[Structured figure records]
— start —

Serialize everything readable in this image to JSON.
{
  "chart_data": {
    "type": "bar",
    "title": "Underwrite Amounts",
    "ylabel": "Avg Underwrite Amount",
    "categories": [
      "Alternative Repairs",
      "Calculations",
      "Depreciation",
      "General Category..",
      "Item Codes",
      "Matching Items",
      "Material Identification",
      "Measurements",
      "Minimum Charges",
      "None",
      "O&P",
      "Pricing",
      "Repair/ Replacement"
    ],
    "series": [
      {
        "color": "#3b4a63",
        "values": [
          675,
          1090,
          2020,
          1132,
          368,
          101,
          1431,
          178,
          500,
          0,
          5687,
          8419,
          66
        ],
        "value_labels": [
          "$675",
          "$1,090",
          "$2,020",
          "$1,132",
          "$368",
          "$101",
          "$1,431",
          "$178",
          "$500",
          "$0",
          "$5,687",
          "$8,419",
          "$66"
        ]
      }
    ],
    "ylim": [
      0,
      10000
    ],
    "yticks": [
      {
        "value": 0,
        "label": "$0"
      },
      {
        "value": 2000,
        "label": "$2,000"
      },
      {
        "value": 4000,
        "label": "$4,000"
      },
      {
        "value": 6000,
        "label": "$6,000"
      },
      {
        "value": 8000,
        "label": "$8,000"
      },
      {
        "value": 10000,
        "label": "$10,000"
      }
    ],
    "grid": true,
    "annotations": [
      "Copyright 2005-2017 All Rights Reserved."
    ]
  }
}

— end —

* INSTRUCTIONS TO FOLLOW:
The records above should all be quoted exactly, please.

* RESULT OF THE TASK:
Serialize everything readable in this image to JSON.
{
  "chart_data": {
    "type": "bar",
    "title": "Underwrite Amounts",
    "ylabel": "Avg Underwrite Amount",
    "categories": [
      "Alternative Repairs",
      "Calculations",
      "Depreciation",
      "General Category..",
      "Item Codes",
      "Matching Items",
      "Material Identification",
      "Measurements",
      "Minimum Charges",
      "None",
      "O&P",
      "Pricing",
      "Repair/ Replacement"
    ],
    "series": [
      {
        "color": "#3b4a63",
        "values": [
          675,
          1090,
          2020,
          1132,
          368,
          101,
          1431,
          178,
          500,
          0,
          5687,
          8419,
          66
        ],
        "value_labels": [
          "$675",
          "$1,090",
          "$2,020",
          "$1,132",
          "$368",
          "$101",
          "$1,431",
          "$178",
          "$500",
          "$0",
          "$5,687",
          "$8,419",
          "$66"
        ]
      }
    ],
    "ylim": [
      0,
      10000
    ],
    "yticks": [
      {
        "value": 0,
        "label": "$0"
      },
      {
        "value": 2000,
        "label": "$2,000"
      },
      {
        "value": 4000,
        "label": "$4,000"
      },
      {
        "value": 6000,
        "label": "$6,000"
      },
      {
        "value": 8000,
        "label": "$8,000"
      },
      {
        "value": 10000,
        "label": "$10,000"
      }
    ],
    "grid": true,
    "annotations": [
      "Copyright 2005-2017 All Rights Reserved."
    ]
  }
}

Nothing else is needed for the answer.